Raw data:
##########
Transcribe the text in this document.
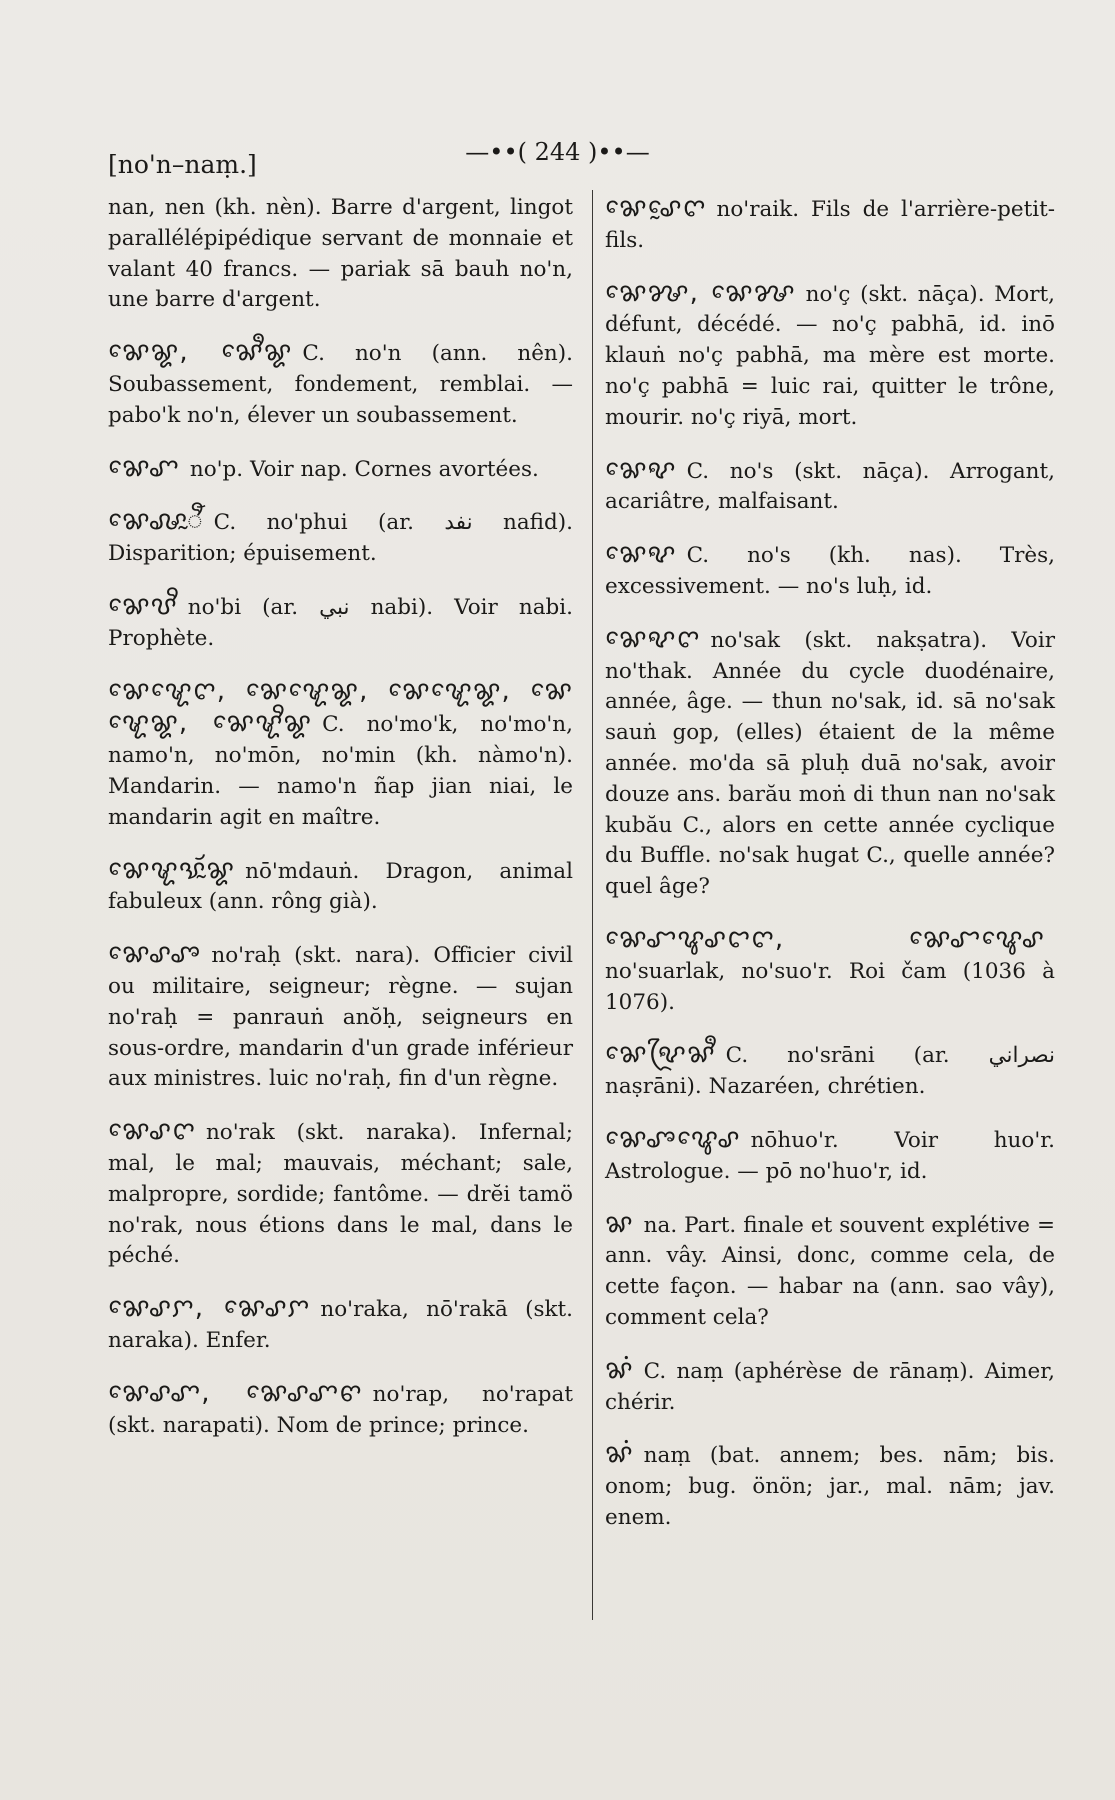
[no'n–naṃ.]	—••( 244 )••—
nan, nen (kh. nèn). Barre d'argent, lingot parallélépipédique servant de monnaie et valant 40 francs. — pariak sā bauh no'n, une barre d'argent.
ꨗꨯꨘ, ꨗꨯꨫꨘ C. no'n (ann. nên). Soubassement, fondement, remblai. — pabo'k no'n, élever un soubassement.
ꨗꨯꨚ no'p. Voir nap. Cornes avortées.
ꨗꨯꨜꨭꨬ C. no'phui (ar. نفد nafid). Disparition; épuisement.
ꨗꨯꨝꨪ no'bi (ar. نبي nabi). Voir nabi. Prophète.
ꨗꨯꨠꨯꨈ, ꨗꨯꨠꨯꨘ, ꨗꨯꨠꨯꨘ, ꨗꨯꨠꨯꨘ, ꨗꨯꨠꨪꨘ C. no'mo'k, no'mo'n, namo'n, no'mōn, no'min (kh. nàmo'n). Mandarin. — namo'n ñap jian niai, le mandarin agit en maître.
ꨗꨯꨠꨕꨮꨭꨘ nō'mdauṅ. Dragon, animal fabuleux (ann. rông già).
ꨗꨯꨣꨨ no'raḥ (skt. nara). Officier civil ou militaire, seigneur; règne. — sujan no'raḥ = panrauṅ anŏḥ, seigneurs en sous-ordre, mandarin d'un grade inférieur aux ministres. luic no'raḥ, fin d'un règne.
ꨗꨯꨣꨈ no'rak (skt. naraka). Infernal; mal, le mal; mauvais, méchant; sale, malpropre, sordide; fantôme. — drĕi tamö no'rak, nous étions dans le mal, dans le péché.
ꨗꨯꨣꨆ, ꨗꨯꨣꨆ no'raka, nō'rakā (skt. naraka). Enfer.
ꨗꨯꨣꨚ, ꨗꨯꨣꨚꨓ no'rap, no'rapat (skt. narapati). Nom de prince; prince.
ꨗꨯꨣꨰꨈ no'raik. Fils de l'arrière-petit-fils.
ꨗꨯꨍ, ꨗꨯꨍ no'ç (skt. nāça). Mort, défunt, décédé. — no'ç pabhā, id. inō klauṅ no'ç pabhā, ma mère est morte. no'ç pabhā = luic rai, quitter le trône, mourir. no'ç riyā, mort.
ꨗꨯꨦ C. no's (skt. nāça). Arrogant, acariâtre, malfaisant.
ꨗꨯꨦ C. no's (kh. nas). Très, excessivement. — no's luḥ, id.
ꨗꨯꨦꨈ no'sak (skt. nakṣatra). Voir no'thak. Année du cycle duodénaire, année, âge. — thun no'sak, id. sā no'sak sauṅ gop, (elles) étaient de la même année. mo'da sā pluḥ duā no'sak, avoir douze ans. barău moṅ di thun nan no'sak kubău C., alors en cette année cyclique du Buffle. no'sak hugat C., quelle année? quel âge?
ꨗꨯꨧꨥꨣꨤꨈ, ꨗꨯꨧꨥꨯꨣno'suarlak, no'suo'r. Roi čam (1036 à 1076).
ꨗꨯꨦꨴꨗꨫ C. no'srāni (ar. نصراني naṣrāni). Nazaréen, chrétien.
ꨗꨯꨨꨥꨯꨣ nōhuo'r. Voir huo'r. Astrologue. — pō no'huo'r, id.
ꨗ na. Part. finale et souvent explétive = ann. vây. Ainsi, donc, comme cela, de cette façon. — habar na (ann. sao vây), comment cela?
ꨗꩌ C. naṃ (aphérèse de rānaṃ). Aimer, chérir.
ꨗꩌ naṃ (bat. annem; bes. nām; bis. onom; bug. önön; jar., mal. nām; jav. enem.
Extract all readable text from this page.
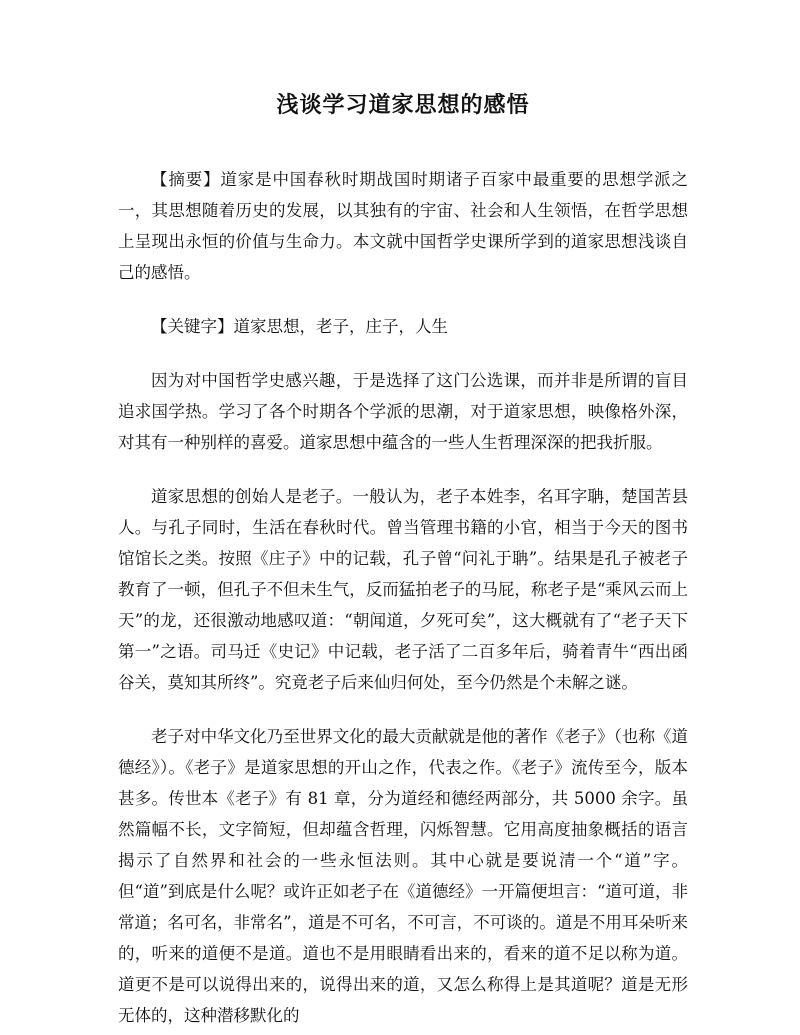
浅谈学习道家思想的感悟

【摘要】道家是中国春秋时期战国时期诸子百家中最重要的思想学派之一，其思想随着历史的发展，以其独有的宇宙、社会和人生领悟，在哲学思想上呈现出永恒的价值与生命力。本文就中国哲学史课所学到的道家思想浅谈自己的感悟。

【关键字】道家思想，老子，庄子，人生

因为对中国哲学史感兴趣，于是选择了这门公选课，而并非是所谓的盲目追求国学热。学习了各个时期各个学派的思潮，对于道家思想，映像格外深，对其有一种别样的喜爱。道家思想中蕴含的一些人生哲理深深的把我折服。

道家思想的创始人是老子。一般认为，老子本姓李，名耳字聃，楚国苦县人。与孔子同时，生活在春秋时代。曾当管理书籍的小官，相当于今天的图书馆馆长之类。按照《庄子》中的记载，孔子曾“问礼于聃”。结果是孔子被老子教育了一顿，但孔子不但未生气，反而猛拍老子的马屁，称老子是“乘风云而上天”的龙，还很激动地感叹道：“朝闻道，夕死可矣”，这大概就有了“老子天下第一”之语。司马迁《史记》中记载，老子活了二百多年后，骑着青牛“西出函谷关，莫知其所终”。究竟老子后来仙归何处，至今仍然是个未解之谜。

老子对中华文化乃至世界文化的最大贡献就是他的著作《老子》（也称《道德经》）。《老子》是道家思想的开山之作，代表之作。《老子》流传至今，版本甚多。传世本《老子》有 81 章，分为道经和德经两部分，共 5000 余字。虽然篇幅不长，文字简短，但却蕴含哲理，闪烁智慧。它用高度抽象概括的语言揭示了自然界和社会的一些永恒法则。其中心就是要说清一个“道”字。但“道”到底是什么呢？或许正如老子在《道德经》一开篇便坦言：“道可道，非常道；名可名，非常名”，道是不可名，不可言，不可谈的。道是不用耳朵听来的，听来的道便不是道。道也不是用眼睛看出来的，看来的道不足以称为道。道更不是可以说得出来的，说得出来的道，又怎么称得上是其道呢？道是无形无体的，这种潜移默化的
##########
What the task asks: Return every line above in which the string "text" occurs.

Final result:
Transcribe the text in this document.
Extract all readable text from this page.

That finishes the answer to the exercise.